— START —

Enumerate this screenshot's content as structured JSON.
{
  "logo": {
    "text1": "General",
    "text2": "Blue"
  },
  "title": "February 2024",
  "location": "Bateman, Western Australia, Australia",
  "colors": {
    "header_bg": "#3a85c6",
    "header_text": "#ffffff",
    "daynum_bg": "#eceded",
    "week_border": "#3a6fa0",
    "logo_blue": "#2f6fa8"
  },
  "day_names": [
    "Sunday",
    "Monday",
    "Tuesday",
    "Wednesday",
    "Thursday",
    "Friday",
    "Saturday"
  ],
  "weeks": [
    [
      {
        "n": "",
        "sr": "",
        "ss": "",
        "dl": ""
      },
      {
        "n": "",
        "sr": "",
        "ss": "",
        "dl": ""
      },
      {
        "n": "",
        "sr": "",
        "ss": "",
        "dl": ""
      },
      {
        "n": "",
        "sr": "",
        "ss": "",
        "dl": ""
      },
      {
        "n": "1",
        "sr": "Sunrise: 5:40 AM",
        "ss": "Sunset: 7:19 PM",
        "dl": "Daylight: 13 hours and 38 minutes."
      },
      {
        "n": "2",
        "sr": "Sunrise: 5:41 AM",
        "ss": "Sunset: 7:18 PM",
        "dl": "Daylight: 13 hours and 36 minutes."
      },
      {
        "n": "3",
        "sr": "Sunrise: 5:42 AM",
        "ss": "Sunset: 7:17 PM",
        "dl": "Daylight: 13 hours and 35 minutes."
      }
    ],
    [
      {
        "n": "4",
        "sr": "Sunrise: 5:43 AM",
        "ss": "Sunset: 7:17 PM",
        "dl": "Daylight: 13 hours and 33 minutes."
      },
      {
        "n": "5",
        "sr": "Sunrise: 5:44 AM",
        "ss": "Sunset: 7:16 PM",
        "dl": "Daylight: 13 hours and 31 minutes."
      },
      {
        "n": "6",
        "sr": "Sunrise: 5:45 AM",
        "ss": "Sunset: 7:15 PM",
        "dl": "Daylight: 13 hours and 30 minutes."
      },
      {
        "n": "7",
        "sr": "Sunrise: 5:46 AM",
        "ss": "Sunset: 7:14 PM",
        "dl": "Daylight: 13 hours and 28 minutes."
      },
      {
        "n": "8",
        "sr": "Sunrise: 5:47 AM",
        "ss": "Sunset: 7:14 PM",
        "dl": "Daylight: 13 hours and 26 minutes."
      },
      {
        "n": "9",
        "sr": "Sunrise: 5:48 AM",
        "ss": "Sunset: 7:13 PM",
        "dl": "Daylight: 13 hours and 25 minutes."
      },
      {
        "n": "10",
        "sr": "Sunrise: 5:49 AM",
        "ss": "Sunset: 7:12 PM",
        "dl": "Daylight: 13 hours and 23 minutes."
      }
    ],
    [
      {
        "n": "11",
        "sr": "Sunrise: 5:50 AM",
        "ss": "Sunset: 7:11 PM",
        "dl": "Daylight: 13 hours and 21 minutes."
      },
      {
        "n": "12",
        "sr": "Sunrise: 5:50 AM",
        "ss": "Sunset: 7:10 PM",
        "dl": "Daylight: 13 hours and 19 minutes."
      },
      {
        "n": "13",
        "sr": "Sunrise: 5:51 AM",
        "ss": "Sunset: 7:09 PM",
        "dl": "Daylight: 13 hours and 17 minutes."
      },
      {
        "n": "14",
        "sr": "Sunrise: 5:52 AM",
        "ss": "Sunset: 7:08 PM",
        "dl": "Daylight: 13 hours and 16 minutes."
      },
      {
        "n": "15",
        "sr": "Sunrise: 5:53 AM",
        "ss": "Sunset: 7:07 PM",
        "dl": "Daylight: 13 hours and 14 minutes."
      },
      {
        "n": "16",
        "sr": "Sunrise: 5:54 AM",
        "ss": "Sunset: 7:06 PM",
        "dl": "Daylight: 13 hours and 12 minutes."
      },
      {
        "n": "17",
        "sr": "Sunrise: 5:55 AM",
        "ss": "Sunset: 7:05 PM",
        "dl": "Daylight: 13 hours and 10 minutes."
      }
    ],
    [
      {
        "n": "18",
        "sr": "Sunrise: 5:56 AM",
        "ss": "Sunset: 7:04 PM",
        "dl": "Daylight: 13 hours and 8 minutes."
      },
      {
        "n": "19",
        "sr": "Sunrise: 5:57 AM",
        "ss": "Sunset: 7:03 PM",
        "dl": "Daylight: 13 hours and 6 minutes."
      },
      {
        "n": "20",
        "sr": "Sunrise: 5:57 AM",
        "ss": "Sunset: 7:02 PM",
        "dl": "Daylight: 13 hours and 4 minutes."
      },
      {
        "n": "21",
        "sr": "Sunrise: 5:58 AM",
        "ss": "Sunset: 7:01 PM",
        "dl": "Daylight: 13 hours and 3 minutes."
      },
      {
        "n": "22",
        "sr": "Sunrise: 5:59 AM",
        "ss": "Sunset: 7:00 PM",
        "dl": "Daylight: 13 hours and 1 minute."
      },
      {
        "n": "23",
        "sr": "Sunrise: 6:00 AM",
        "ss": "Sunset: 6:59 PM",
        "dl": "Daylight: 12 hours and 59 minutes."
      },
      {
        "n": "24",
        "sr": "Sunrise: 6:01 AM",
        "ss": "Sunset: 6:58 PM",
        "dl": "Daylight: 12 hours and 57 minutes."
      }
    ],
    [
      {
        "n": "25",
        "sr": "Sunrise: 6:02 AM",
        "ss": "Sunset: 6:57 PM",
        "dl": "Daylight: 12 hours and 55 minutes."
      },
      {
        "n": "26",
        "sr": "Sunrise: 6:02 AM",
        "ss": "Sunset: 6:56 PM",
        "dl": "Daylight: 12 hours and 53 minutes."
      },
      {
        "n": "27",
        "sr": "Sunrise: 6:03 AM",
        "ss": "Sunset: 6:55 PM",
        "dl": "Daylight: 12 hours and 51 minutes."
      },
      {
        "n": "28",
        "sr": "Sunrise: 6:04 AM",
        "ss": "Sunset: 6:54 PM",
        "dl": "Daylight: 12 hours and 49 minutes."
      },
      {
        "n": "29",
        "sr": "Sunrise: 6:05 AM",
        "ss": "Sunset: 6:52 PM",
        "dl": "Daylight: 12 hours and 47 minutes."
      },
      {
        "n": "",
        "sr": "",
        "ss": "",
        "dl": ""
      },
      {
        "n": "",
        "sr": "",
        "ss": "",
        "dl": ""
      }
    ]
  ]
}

— END —

**WHAT NEEDS TO BE DONE:** Print the material verbatim, all of it.

**RESPONSE TO THIS EXERCISE:**
Enumerate this screenshot's content as structured JSON.
{
  "logo": {
    "text1": "General",
    "text2": "Blue"
  },
  "title": "February 2024",
  "location": "Bateman, Western Australia, Australia",
  "colors": {
    "header_bg": "#3a85c6",
    "header_text": "#ffffff",
    "daynum_bg": "#eceded",
    "week_border": "#3a6fa0",
    "logo_blue": "#2f6fa8"
  },
  "day_names": [
    "Sunday",
    "Monday",
    "Tuesday",
    "Wednesday",
    "Thursday",
    "Friday",
    "Saturday"
  ],
  "weeks": [
    [
      {
        "n": "",
        "sr": "",
        "ss": "",
        "dl": ""
      },
      {
        "n": "",
        "sr": "",
        "ss": "",
        "dl": ""
      },
      {
        "n": "",
        "sr": "",
        "ss": "",
        "dl": ""
      },
      {
        "n": "",
        "sr": "",
        "ss": "",
        "dl": ""
      },
      {
        "n": "1",
        "sr": "Sunrise: 5:40 AM",
        "ss": "Sunset: 7:19 PM",
        "dl": "Daylight: 13 hours and 38 minutes."
      },
      {
        "n": "2",
        "sr": "Sunrise: 5:41 AM",
        "ss": "Sunset: 7:18 PM",
        "dl": "Daylight: 13 hours and 36 minutes."
      },
      {
        "n": "3",
        "sr": "Sunrise: 5:42 AM",
        "ss": "Sunset: 7:17 PM",
        "dl": "Daylight: 13 hours and 35 minutes."
      }
    ],
    [
      {
        "n": "4",
        "sr": "Sunrise: 5:43 AM",
        "ss": "Sunset: 7:17 PM",
        "dl": "Daylight: 13 hours and 33 minutes."
      },
      {
        "n": "5",
        "sr": "Sunrise: 5:44 AM",
        "ss": "Sunset: 7:16 PM",
        "dl": "Daylight: 13 hours and 31 minutes."
      },
      {
        "n": "6",
        "sr": "Sunrise: 5:45 AM",
        "ss": "Sunset: 7:15 PM",
        "dl": "Daylight: 13 hours and 30 minutes."
      },
      {
        "n": "7",
        "sr": "Sunrise: 5:46 AM",
        "ss": "Sunset: 7:14 PM",
        "dl": "Daylight: 13 hours and 28 minutes."
      },
      {
        "n": "8",
        "sr": "Sunrise: 5:47 AM",
        "ss": "Sunset: 7:14 PM",
        "dl": "Daylight: 13 hours and 26 minutes."
      },
      {
        "n": "9",
        "sr": "Sunrise: 5:48 AM",
        "ss": "Sunset: 7:13 PM",
        "dl": "Daylight: 13 hours and 25 minutes."
      },
      {
        "n": "10",
        "sr": "Sunrise: 5:49 AM",
        "ss": "Sunset: 7:12 PM",
        "dl": "Daylight: 13 hours and 23 minutes."
      }
    ],
    [
      {
        "n": "11",
        "sr": "Sunrise: 5:50 AM",
        "ss": "Sunset: 7:11 PM",
        "dl": "Daylight: 13 hours and 21 minutes."
      },
      {
        "n": "12",
        "sr": "Sunrise: 5:50 AM",
        "ss": "Sunset: 7:10 PM",
        "dl": "Daylight: 13 hours and 19 minutes."
      },
      {
        "n": "13",
        "sr": "Sunrise: 5:51 AM",
        "ss": "Sunset: 7:09 PM",
        "dl": "Daylight: 13 hours and 17 minutes."
      },
      {
        "n": "14",
        "sr": "Sunrise: 5:52 AM",
        "ss": "Sunset: 7:08 PM",
        "dl": "Daylight: 13 hours and 16 minutes."
      },
      {
        "n": "15",
        "sr": "Sunrise: 5:53 AM",
        "ss": "Sunset: 7:07 PM",
        "dl": "Daylight: 13 hours and 14 minutes."
      },
      {
        "n": "16",
        "sr": "Sunrise: 5:54 AM",
        "ss": "Sunset: 7:06 PM",
        "dl": "Daylight: 13 hours and 12 minutes."
      },
      {
        "n": "17",
        "sr": "Sunrise: 5:55 AM",
        "ss": "Sunset: 7:05 PM",
        "dl": "Daylight: 13 hours and 10 minutes."
      }
    ],
    [
      {
        "n": "18",
        "sr": "Sunrise: 5:56 AM",
        "ss": "Sunset: 7:04 PM",
        "dl": "Daylight: 13 hours and 8 minutes."
      },
      {
        "n": "19",
        "sr": "Sunrise: 5:57 AM",
        "ss": "Sunset: 7:03 PM",
        "dl": "Daylight: 13 hours and 6 minutes."
      },
      {
        "n": "20",
        "sr": "Sunrise: 5:57 AM",
        "ss": "Sunset: 7:02 PM",
        "dl": "Daylight: 13 hours and 4 minutes."
      },
      {
        "n": "21",
        "sr": "Sunrise: 5:58 AM",
        "ss": "Sunset: 7:01 PM",
        "dl": "Daylight: 13 hours and 3 minutes."
      },
      {
        "n": "22",
        "sr": "Sunrise: 5:59 AM",
        "ss": "Sunset: 7:00 PM",
        "dl": "Daylight: 13 hours and 1 minute."
      },
      {
        "n": "23",
        "sr": "Sunrise: 6:00 AM",
        "ss": "Sunset: 6:59 PM",
        "dl": "Daylight: 12 hours and 59 minutes."
      },
      {
        "n": "24",
        "sr": "Sunrise: 6:01 AM",
        "ss": "Sunset: 6:58 PM",
        "dl": "Daylight: 12 hours and 57 minutes."
      }
    ],
    [
      {
        "n": "25",
        "sr": "Sunrise: 6:02 AM",
        "ss": "Sunset: 6:57 PM",
        "dl": "Daylight: 12 hours and 55 minutes."
      },
      {
        "n": "26",
        "sr": "Sunrise: 6:02 AM",
        "ss": "Sunset: 6:56 PM",
        "dl": "Daylight: 12 hours and 53 minutes."
      },
      {
        "n": "27",
        "sr": "Sunrise: 6:03 AM",
        "ss": "Sunset: 6:55 PM",
        "dl": "Daylight: 12 hours and 51 minutes."
      },
      {
        "n": "28",
        "sr": "Sunrise: 6:04 AM",
        "ss": "Sunset: 6:54 PM",
        "dl": "Daylight: 12 hours and 49 minutes."
      },
      {
        "n": "29",
        "sr": "Sunrise: 6:05 AM",
        "ss": "Sunset: 6:52 PM",
        "dl": "Daylight: 12 hours and 47 minutes."
      },
      {
        "n": "",
        "sr": "",
        "ss": "",
        "dl": ""
      },
      {
        "n": "",
        "sr": "",
        "ss": "",
        "dl": ""
      }
    ]
  ]
}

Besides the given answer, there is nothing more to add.